• Given problem:
Scan the records below. List lines holding "nEnhancer".

■ ■ ■ ■ ■

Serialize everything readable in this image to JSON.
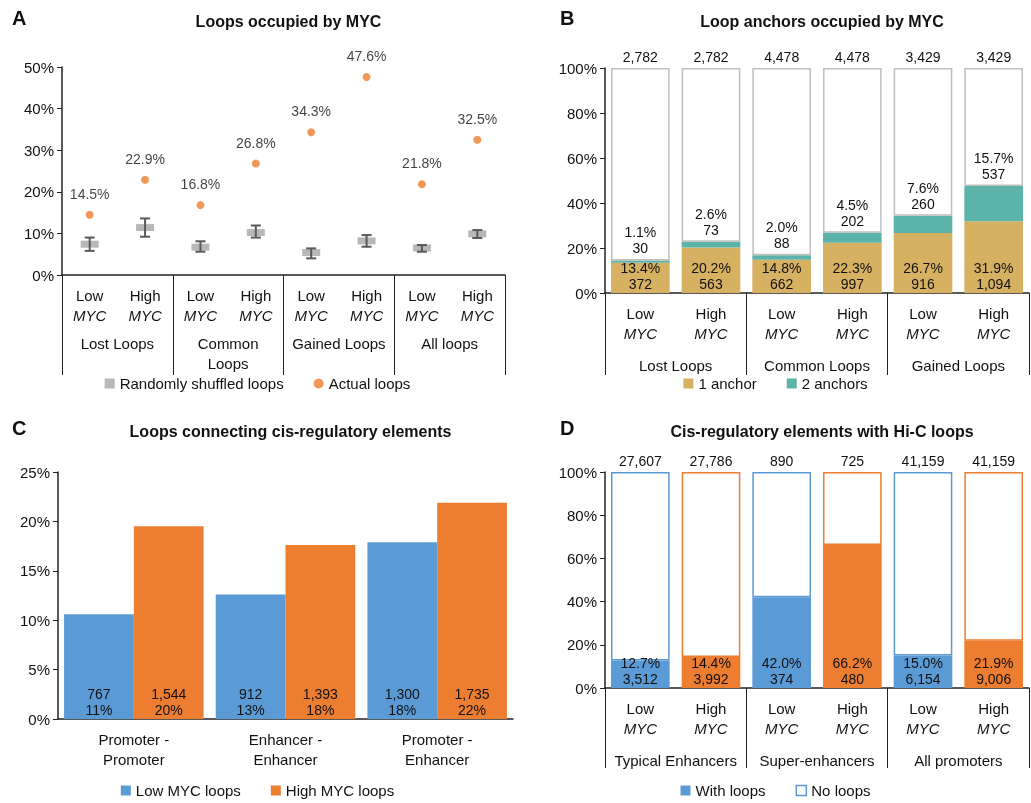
{
  "chart_data": [
    {
      "type": "scatter",
      "title": "Loops occupied by MYC",
      "categories": [
        "Low\nMYC",
        "High\nMYC",
        "Low\nMYC",
        "High\nMYC",
        "Low\nMYC",
        "High\nMYC",
        "Low\nMYC",
        "High\nMYC"
      ],
      "annotations": [
        "A",
        "Lost Loops",
        "Common\nLoops",
        "Gained Loops",
        "All loops"
      ],
      "series": [
        {
          "name": "Randomly shuffled loops",
          "color": "#a6a6a6",
          "marker": "square",
          "values": [
            7.4,
            11.4,
            6.7,
            10.2,
            5.4,
            8.2,
            6.5,
            9.9
          ],
          "errors": [
            [
              5.8,
              9.0
            ],
            [
              9.2,
              13.6
            ],
            [
              5.6,
              8.1
            ],
            [
              9.0,
              11.9
            ],
            [
              4.0,
              6.4
            ],
            [
              6.8,
              9.6
            ],
            [
              5.6,
              7.2
            ],
            [
              8.9,
              10.8
            ]
          ]
        },
        {
          "name": "Actual loops",
          "color": "#ed7d31",
          "marker": "circle",
          "values": [
            14.5,
            22.9,
            16.8,
            26.8,
            34.3,
            47.6,
            21.8,
            32.5
          ],
          "value_labels": [
            "14.5%",
            "22.9%",
            "16.8%",
            "26.8%",
            "34.3%",
            "47.6%",
            "21.8%",
            "32.5%"
          ]
        }
      ],
      "ylim": [
        0,
        50
      ],
      "yticks": [
        {
          "value": 0,
          "label": "0%"
        },
        {
          "value": 10,
          "label": "10%"
        },
        {
          "value": 20,
          "label": "20%"
        },
        {
          "value": 30,
          "label": "30%"
        },
        {
          "value": 40,
          "label": "40%"
        },
        {
          "value": 50,
          "label": "50%"
        }
      ],
      "legend": "bottom"
    },
    {
      "type": "bar",
      "stacked": true,
      "title": "Loop anchors occupied by MYC",
      "categories": [
        "Low\nMYC",
        "High\nMYC",
        "Low\nMYC",
        "High\nMYC",
        "Low\nMYC",
        "High\nMYC"
      ],
      "annotations": [
        "B",
        "Lost Loops",
        "Common Loops",
        "Gained Loops",
        {
          "text": "2,782",
          "y": 100
        },
        {
          "text": "2,782",
          "y": 100
        },
        {
          "text": "4,478",
          "y": 100
        },
        {
          "text": "4,478",
          "y": 100
        },
        {
          "text": "3,429",
          "y": 100
        },
        {
          "text": "3,429",
          "y": 100
        }
      ],
      "series": [
        {
          "name": "1 anchor",
          "color": "#d6b162",
          "values": [
            13.4,
            20.2,
            14.8,
            22.3,
            26.7,
            31.9
          ],
          "value_labels": [
            "13.4%\n372",
            "20.2%\n563",
            "14.8%\n662",
            "22.3%\n997",
            "26.7%\n916",
            "31.9%\n1,094"
          ]
        },
        {
          "name": "2 anchors",
          "color": "#5bb3a9",
          "values": [
            1.1,
            2.6,
            2.0,
            4.5,
            7.6,
            15.7
          ],
          "value_labels": [
            "1.1%\n30",
            "2.6%\n73",
            "2.0%\n88",
            "4.5%\n202",
            "7.6%\n260",
            "15.7%\n537"
          ]
        },
        {
          "color": "#ffffff",
          "values": [
            85.5,
            77.2,
            83.2,
            73.2,
            65.7,
            52.4
          ]
        }
      ],
      "ylim": [
        0,
        100
      ],
      "yticks": [
        {
          "value": 0,
          "label": "0%"
        },
        {
          "value": 20,
          "label": "20%"
        },
        {
          "value": 40,
          "label": "40%"
        },
        {
          "value": 60,
          "label": "60%"
        },
        {
          "value": 80,
          "label": "80%"
        },
        {
          "value": 100,
          "label": "100%"
        }
      ],
      "legend": "bottom"
    },
    {
      "type": "bar",
      "title": "Loops connecting cis-regulatory elements",
      "categories": [
        "Promoter -\nPromoter",
        "Enhancer -\nEnhancer",
        "Promoter -\nEnhancer"
      ],
      "annotations": [
        "C"
      ],
      "series": [
        {
          "name": "Low MYC loops",
          "color": "#5b9bd5",
          "values": [
            10.6,
            12.6,
            17.9
          ],
          "value_labels": [
            "767\n11%",
            "912\n13%",
            "1,300\n18%"
          ]
        },
        {
          "name": "High MYC loops",
          "color": "#ed7d31",
          "values": [
            19.5,
            17.6,
            21.9
          ],
          "value_labels": [
            "1,544\n20%",
            "1,393\n18%",
            "1,735\n22%"
          ]
        }
      ],
      "ylim": [
        0,
        25
      ],
      "yticks": [
        {
          "value": 0,
          "label": "0%"
        },
        {
          "value": 5,
          "label": "5%"
        },
        {
          "value": 10,
          "label": "10%"
        },
        {
          "value": 15,
          "label": "15%"
        },
        {
          "value": 20,
          "label": "20%"
        },
        {
          "value": 25,
          "label": "25%"
        }
      ],
      "legend": "bottom"
    },
    {
      "type": "bar",
      "stacked": true,
      "title": "Cis-regulatory elements with Hi-C loops",
      "categories": [
        "Low\nMYC",
        "High\nMYC",
        "Low\nMYC",
        "High\nMYC",
        "Low\nMYC",
        "High\nMYC"
      ],
      "annotations": [
        "D",
        "Typical Enhancers",
        "Super-enhancers",
        "All promoters",
        {
          "text": "27,607",
          "y": 100
        },
        {
          "text": "27,786",
          "y": 100
        },
        {
          "text": "890",
          "y": 100
        },
        {
          "text": "725",
          "y": 100
        },
        {
          "text": "41,159",
          "y": 100
        },
        {
          "text": "41,159",
          "y": 100
        }
      ],
      "series": [
        {
          "name": "With loops",
          "colors": [
            "#5b9bd5",
            "#ed7d31",
            "#5b9bd5",
            "#ed7d31",
            "#5b9bd5",
            "#ed7d31"
          ],
          "values": [
            12.7,
            14.4,
            42.0,
            66.2,
            15.0,
            21.9
          ],
          "value_labels": [
            "12.7%\n3,512",
            "14.4%\n3,992",
            "42.0%\n374",
            "66.2%\n480",
            "15.0%\n6,154",
            "21.9%\n9,006"
          ]
        },
        {
          "name": "No loops",
          "color": "#ffffff",
          "values": [
            87.3,
            85.6,
            58.0,
            33.8,
            85.0,
            78.1
          ]
        }
      ],
      "ylim": [
        0,
        100
      ],
      "yticks": [
        {
          "value": 0,
          "label": "0%"
        },
        {
          "value": 20,
          "label": "20%"
        },
        {
          "value": 40,
          "label": "40%"
        },
        {
          "value": 60,
          "label": "60%"
        },
        {
          "value": 80,
          "label": "80%"
        },
        {
          "value": 100,
          "label": "100%"
        }
      ],
      "legend": "bottom"
    }
  ]
}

■ ■ ■ ■ ■

• Worked solution:
        "Enhancer -\nEnhancer",
        "Promoter -\nEnhancer"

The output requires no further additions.